»»

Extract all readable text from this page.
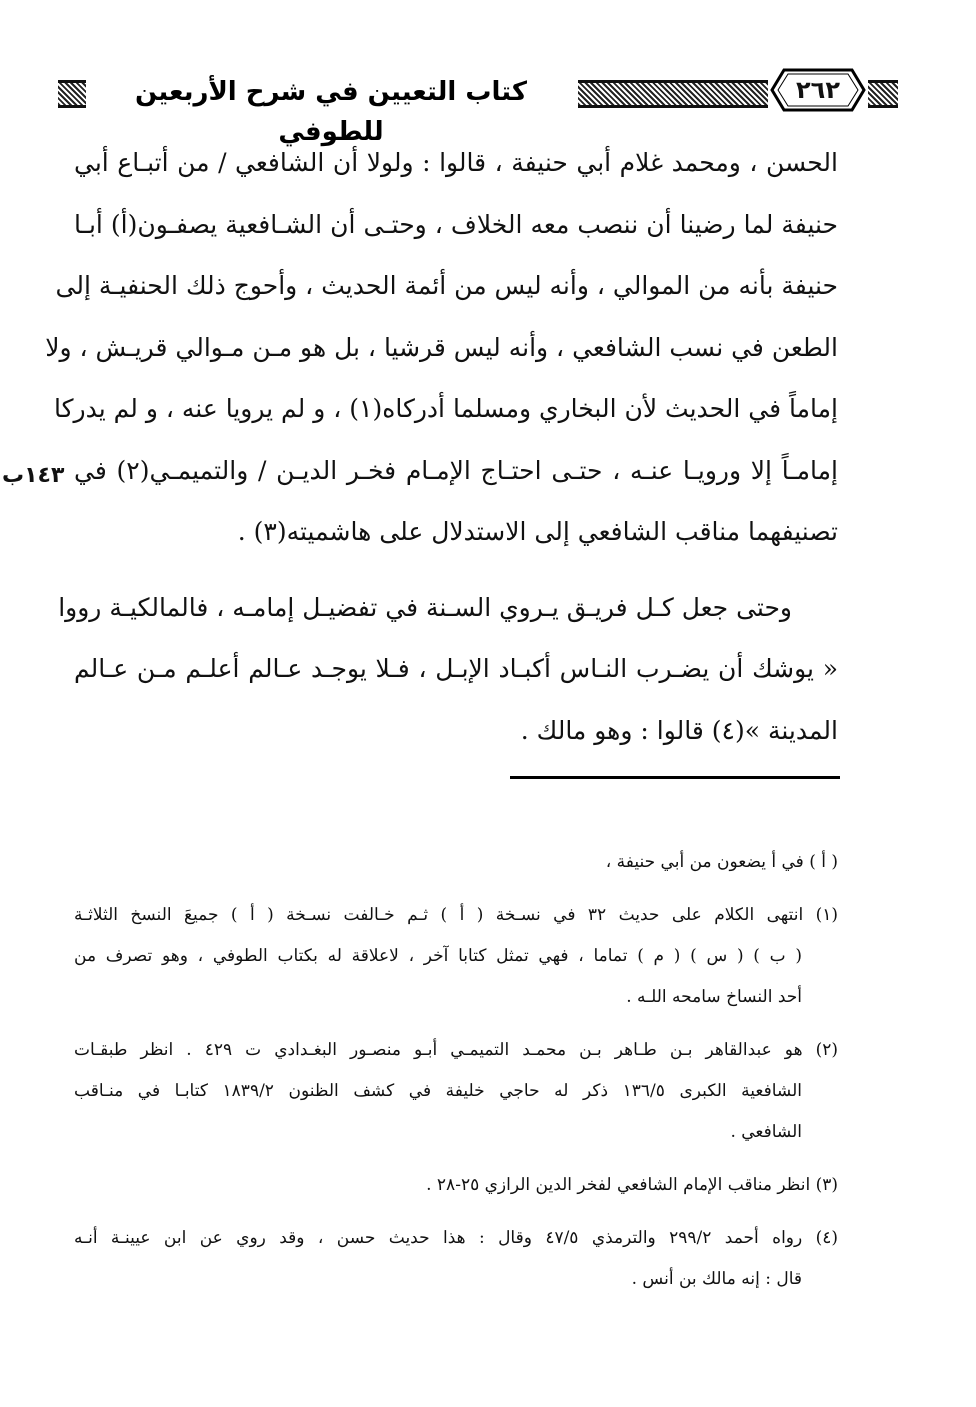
كتاب التعيين في شرح الأربعين للطوفي
٢٦٢
١٤٣ب
الحسن ، ومحمد غلام أبي حنيفة ، قالوا : ولولا أن الشافعي / من أتبـاع أبي
حنيفة لما رضينا أن ننصب معه الخلاف ، وحتـى أن الشـافعية يصفـون(أ) أبـا
حنيفة بأنه من الموالي ، وأنه ليس من أئمة الحديث ، وأحوج ذلك الحنفيـة إلى
الطعن في نسب الشافعي ، وأنه ليس قرشيا ، بل هو مـن مـوالي قريـش ، ولا
إماماً في الحديث لأن البخاري ومسلما أدركاه(١) ، و لم يرويا عنه ، و لم يدركا
إمامـاً إلا ورويـا عنـه ، حتـى احتـاج الإمـام فخـر الديـن / والتميمـي(٢) في
تصنيفهما مناقب الشافعي إلى الاستدلال على هاشميته(٣) .
وحتى جعل كـل فريـق يـروي السـنة في تفضيـل إمامـه ، فالمالكيـة رووا
« يوشك أن يضـرب النـاس أكبـاد الإبـل ، فـلا يوجـد عـالم أعلـم مـن عـالم
المدينة »(٤) قالوا : وهو مالك .
( أ ) في أ يضعون من أبي حنيفة ،
(١) انتهى الكلام على حديث ٣٢ في نسـخة ( أ ) ثـم خـالفت نسـخة ( أ ) جميعَ النسخ الثلاثـة
( ب ) ( س ) ( م ) تماما ، فهي تمثل كتابا آخر ، لاعلاقة له بكتاب الطوفي ، وهو تصرف من
أحد النساخ سامحه اللـه .
(٢) هو عبدالقاهر بـن طـاهر بـن محمـد التميمـي أبـو منصـور البغـدادي ت ٤٢٩ . انظر طبقـات
الشافعية الكبرى ١٣٦/٥ ذكر له حاجي خليفة في كشف الظنون ١٨٣٩/٢ كتابـا في منـاقب
الشافعي .
(٣) انظر مناقب الإمام الشافعي لفخر الدين الرازي ٢٥-٢٨ .
(٤) رواه أحمد ٢٩٩/٢ والترمذي ٤٧/٥ وقال : هذا حديث حسن ، وقد روي عن ابن عيينـة أنـه
قال : إنه مالك بن أنس .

««

Required work: Extract all lines of the records above that include "قالوا".

Output for this exercise:
الحسن ، ومحمد غلام أبي حنيفة ، قالوا : ولولا أن الشافعي / من أتبـاع أبي
المدينة »(٤) قالوا : وهو مالك .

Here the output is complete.